[WHAT NEEDS TO BE DONE] Can you restate the records below word for word?

[Collection entries]
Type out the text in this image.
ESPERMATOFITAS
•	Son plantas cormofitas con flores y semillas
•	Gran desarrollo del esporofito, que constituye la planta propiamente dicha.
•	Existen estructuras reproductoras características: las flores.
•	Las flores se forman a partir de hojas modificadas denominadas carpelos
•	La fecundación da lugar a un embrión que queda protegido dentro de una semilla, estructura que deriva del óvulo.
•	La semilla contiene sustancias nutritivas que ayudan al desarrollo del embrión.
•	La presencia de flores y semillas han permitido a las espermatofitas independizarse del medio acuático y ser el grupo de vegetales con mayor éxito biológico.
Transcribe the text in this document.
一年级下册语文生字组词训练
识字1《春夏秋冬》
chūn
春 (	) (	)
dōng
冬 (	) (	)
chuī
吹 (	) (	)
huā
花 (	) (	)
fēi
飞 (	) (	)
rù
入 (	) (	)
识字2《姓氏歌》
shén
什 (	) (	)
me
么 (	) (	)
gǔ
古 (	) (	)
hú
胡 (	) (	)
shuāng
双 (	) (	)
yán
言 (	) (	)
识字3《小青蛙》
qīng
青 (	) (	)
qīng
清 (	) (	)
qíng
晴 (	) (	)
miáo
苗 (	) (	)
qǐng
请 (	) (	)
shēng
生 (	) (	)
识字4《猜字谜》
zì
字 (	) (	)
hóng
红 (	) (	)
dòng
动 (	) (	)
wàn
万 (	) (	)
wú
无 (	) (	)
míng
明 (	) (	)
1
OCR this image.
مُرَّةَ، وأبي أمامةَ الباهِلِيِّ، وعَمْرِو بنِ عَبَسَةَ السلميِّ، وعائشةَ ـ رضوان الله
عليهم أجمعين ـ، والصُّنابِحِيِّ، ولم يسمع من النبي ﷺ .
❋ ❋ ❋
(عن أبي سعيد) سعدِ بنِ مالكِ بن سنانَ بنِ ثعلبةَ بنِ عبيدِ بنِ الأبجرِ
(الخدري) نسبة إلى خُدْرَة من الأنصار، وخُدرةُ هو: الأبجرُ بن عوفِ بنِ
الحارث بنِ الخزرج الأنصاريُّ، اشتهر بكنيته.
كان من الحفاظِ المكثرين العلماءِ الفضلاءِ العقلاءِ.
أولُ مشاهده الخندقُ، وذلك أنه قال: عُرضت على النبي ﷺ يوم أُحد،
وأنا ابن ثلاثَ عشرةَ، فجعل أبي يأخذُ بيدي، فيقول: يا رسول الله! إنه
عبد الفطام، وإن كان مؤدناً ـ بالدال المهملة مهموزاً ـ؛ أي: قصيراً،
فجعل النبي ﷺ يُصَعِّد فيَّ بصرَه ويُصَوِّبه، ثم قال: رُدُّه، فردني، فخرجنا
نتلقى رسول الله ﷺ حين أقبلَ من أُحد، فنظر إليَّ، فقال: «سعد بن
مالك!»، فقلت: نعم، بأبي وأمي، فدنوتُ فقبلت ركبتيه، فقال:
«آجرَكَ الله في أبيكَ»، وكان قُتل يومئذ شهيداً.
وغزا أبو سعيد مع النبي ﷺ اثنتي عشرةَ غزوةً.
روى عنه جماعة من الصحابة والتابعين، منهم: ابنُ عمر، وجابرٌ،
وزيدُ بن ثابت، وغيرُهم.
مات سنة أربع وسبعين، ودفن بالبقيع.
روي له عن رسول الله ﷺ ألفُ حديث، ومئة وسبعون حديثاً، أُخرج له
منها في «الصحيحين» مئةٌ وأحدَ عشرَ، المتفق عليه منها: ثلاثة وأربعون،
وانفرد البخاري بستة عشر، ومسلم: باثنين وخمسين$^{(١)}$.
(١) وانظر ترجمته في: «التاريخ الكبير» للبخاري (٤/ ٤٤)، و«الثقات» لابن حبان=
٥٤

[THE RESPONSE]
Type out the text in this image.
ESPERMATOFITAS
•	Son plantas cormofitas con flores y semillas
•	Gran desarrollo del esporofito, que constituye la planta propiamente dicha.
•	Existen estructuras reproductoras características: las flores.
•	Las flores se forman a partir de hojas modificadas denominadas carpelos
•	La fecundación da lugar a un embrión que queda protegido dentro de una semilla, estructura que deriva del óvulo.
•	La semilla contiene sustancias nutritivas que ayudan al desarrollo del embrión.
•	La presencia de flores y semillas han permitido a las espermatofitas independizarse del medio acuático y ser el grupo de vegetales con mayor éxito biológico.
Transcribe the text in this document.
一年级下册语文生字组词训练
识字1《春夏秋冬》
chūn
春 (	) (	)
dōng
冬 (	) (	)
chuī
吹 (	) (	)
huā
花 (	) (	)
fēi
飞 (	) (	)
rù
入 (	) (	)
识字2《姓氏歌》
shén
什 (	) (	)
me
么 (	) (	)
gǔ
古 (	) (	)
hú
胡 (	) (	)
shuāng
双 (	) (	)
yán
言 (	) (	)
识字3《小青蛙》
qīng
青 (	) (	)
qīng
清 (	) (	)
qíng
晴 (	) (	)
miáo
苗 (	) (	)
qǐng
请 (	) (	)
shēng
生 (	) (	)
识字4《猜字谜》
zì
字 (	) (	)
hóng
红 (	) (	)
dòng
动 (	) (	)
wàn
万 (	) (	)
wú
无 (	) (	)
míng
明 (	) (	)
1
OCR this image.
مُرَّةَ، وأبي أمامةَ الباهِلِيِّ، وعَمْرِو بنِ عَبَسَةَ السلميِّ، وعائشةَ ـ رضوان الله
عليهم أجمعين ـ، والصُّنابِحِيِّ، ولم يسمع من النبي ﷺ .
❋ ❋ ❋
(عن أبي سعيد) سعدِ بنِ مالكِ بن سنانَ بنِ ثعلبةَ بنِ عبيدِ بنِ الأبجرِ
(الخدري) نسبة إلى خُدْرَة من الأنصار، وخُدرةُ هو: الأبجرُ بن عوفِ بنِ
الحارث بنِ الخزرج الأنصاريُّ، اشتهر بكنيته.
كان من الحفاظِ المكثرين العلماءِ الفضلاءِ العقلاءِ.
أولُ مشاهده الخندقُ، وذلك أنه قال: عُرضت على النبي ﷺ يوم أُحد،
وأنا ابن ثلاثَ عشرةَ، فجعل أبي يأخذُ بيدي، فيقول: يا رسول الله! إنه
عبد الفطام، وإن كان مؤدناً ـ بالدال المهملة مهموزاً ـ؛ أي: قصيراً،
فجعل النبي ﷺ يُصَعِّد فيَّ بصرَه ويُصَوِّبه، ثم قال: رُدُّه، فردني، فخرجنا
نتلقى رسول الله ﷺ حين أقبلَ من أُحد، فنظر إليَّ، فقال: «سعد بن
مالك!»، فقلت: نعم، بأبي وأمي، فدنوتُ فقبلت ركبتيه، فقال:
«آجرَكَ الله في أبيكَ»، وكان قُتل يومئذ شهيداً.
وغزا أبو سعيد مع النبي ﷺ اثنتي عشرةَ غزوةً.
روى عنه جماعة من الصحابة والتابعين، منهم: ابنُ عمر، وجابرٌ،
وزيدُ بن ثابت، وغيرُهم.
مات سنة أربع وسبعين، ودفن بالبقيع.
روي له عن رسول الله ﷺ ألفُ حديث، ومئة وسبعون حديثاً، أُخرج له
منها في «الصحيحين» مئةٌ وأحدَ عشرَ، المتفق عليه منها: ثلاثة وأربعون،
وانفرد البخاري بستة عشر، ومسلم: باثنين وخمسين$^{(١)}$.
(١) وانظر ترجمته في: «التاريخ الكبير» للبخاري (٤/ ٤٤)، و«الثقات» لابن حبان=
٥٤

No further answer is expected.